ITEMS
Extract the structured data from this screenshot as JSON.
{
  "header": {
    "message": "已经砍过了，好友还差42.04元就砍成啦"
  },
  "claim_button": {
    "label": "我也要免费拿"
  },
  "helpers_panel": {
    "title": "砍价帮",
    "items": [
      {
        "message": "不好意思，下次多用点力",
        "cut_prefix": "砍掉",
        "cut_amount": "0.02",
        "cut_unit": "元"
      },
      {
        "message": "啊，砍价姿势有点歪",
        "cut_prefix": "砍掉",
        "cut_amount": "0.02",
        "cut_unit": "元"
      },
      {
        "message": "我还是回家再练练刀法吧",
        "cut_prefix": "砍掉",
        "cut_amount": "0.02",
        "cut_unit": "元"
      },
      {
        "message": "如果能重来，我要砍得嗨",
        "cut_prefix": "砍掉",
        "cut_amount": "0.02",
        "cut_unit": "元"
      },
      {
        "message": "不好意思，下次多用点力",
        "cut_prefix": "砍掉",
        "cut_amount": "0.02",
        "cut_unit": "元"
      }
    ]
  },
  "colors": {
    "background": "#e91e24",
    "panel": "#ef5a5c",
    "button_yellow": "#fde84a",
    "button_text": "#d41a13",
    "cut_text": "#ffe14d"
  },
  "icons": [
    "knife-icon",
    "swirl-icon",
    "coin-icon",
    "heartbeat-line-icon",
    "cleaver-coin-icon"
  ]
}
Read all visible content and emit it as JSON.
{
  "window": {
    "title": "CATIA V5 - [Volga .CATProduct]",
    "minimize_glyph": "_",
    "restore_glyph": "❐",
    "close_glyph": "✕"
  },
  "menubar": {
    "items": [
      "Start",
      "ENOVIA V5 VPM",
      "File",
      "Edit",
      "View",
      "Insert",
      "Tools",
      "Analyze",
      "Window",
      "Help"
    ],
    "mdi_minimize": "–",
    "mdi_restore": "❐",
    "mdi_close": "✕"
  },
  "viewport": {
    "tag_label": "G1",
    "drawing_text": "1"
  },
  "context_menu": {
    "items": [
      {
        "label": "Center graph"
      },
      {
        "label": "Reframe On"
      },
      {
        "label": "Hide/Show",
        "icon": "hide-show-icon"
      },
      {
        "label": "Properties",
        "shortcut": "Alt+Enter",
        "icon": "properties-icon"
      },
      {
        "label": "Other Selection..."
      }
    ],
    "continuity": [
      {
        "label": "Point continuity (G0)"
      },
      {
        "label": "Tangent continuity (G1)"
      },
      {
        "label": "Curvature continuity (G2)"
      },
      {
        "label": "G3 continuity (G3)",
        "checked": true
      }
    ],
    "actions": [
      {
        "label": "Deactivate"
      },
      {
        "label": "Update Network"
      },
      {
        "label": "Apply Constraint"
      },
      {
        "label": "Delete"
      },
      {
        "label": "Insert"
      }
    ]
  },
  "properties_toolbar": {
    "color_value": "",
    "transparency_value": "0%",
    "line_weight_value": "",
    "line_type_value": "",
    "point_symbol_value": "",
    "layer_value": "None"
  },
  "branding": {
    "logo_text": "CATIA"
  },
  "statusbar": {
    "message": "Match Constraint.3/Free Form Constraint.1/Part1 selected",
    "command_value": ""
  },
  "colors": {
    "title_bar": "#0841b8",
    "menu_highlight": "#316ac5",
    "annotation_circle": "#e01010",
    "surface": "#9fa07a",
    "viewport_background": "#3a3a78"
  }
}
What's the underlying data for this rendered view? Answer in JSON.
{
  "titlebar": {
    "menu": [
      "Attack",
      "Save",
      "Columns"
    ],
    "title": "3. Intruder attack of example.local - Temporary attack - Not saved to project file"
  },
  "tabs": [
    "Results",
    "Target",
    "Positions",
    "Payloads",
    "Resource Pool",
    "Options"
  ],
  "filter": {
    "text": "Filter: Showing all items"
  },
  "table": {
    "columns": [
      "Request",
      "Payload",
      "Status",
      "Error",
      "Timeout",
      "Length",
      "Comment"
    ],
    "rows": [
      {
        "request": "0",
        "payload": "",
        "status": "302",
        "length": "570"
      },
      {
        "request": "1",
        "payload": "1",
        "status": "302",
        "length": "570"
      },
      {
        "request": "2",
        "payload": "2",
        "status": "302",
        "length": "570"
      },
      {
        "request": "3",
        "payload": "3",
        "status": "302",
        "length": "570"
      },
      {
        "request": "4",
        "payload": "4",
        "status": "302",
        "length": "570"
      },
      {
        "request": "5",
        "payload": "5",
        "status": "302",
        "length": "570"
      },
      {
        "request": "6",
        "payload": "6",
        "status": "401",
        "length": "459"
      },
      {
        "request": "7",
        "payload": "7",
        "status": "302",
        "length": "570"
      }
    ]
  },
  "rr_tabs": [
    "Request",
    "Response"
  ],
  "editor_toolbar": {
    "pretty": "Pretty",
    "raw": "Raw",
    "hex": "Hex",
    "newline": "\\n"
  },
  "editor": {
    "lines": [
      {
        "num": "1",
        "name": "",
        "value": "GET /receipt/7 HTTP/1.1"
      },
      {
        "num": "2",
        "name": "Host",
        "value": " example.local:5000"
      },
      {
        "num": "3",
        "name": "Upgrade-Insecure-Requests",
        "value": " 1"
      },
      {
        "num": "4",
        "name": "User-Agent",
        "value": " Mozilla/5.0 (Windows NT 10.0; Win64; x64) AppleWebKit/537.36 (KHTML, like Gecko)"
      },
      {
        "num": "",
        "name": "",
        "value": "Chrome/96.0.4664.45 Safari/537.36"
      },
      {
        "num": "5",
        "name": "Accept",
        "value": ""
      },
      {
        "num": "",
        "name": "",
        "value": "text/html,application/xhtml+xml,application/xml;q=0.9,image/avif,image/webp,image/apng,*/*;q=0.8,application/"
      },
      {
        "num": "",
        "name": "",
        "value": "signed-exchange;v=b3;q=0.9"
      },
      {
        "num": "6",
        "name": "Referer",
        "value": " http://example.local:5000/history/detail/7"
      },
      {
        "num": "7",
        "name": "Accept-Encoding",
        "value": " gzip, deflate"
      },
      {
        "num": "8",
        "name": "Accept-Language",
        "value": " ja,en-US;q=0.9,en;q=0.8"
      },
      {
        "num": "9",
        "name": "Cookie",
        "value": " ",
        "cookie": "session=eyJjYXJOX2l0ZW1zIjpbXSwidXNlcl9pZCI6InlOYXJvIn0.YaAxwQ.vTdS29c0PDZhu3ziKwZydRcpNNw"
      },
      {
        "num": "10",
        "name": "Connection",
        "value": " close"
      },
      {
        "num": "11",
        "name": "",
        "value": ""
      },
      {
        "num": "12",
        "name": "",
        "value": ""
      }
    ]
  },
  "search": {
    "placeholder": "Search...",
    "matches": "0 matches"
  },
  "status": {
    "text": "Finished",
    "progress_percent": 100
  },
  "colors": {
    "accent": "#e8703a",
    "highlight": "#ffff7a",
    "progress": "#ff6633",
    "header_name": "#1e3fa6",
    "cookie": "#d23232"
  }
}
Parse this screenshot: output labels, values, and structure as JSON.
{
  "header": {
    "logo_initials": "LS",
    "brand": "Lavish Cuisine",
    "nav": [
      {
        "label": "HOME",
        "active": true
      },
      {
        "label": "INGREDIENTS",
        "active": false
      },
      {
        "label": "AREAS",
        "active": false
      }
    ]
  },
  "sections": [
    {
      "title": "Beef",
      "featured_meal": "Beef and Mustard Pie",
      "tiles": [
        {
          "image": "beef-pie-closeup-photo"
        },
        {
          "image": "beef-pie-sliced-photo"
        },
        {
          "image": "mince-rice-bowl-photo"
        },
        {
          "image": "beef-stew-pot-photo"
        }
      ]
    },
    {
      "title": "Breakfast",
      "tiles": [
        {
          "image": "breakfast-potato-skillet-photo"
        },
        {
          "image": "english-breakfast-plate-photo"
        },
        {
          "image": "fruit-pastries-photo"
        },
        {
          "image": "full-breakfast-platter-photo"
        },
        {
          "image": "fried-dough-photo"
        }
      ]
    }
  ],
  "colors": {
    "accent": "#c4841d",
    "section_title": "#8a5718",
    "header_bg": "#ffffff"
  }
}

WHAT IS EXPECTED
Count the lines of the material that include the word "data", then state only the total.

SOLUTION FOR THIS PROBLEM
2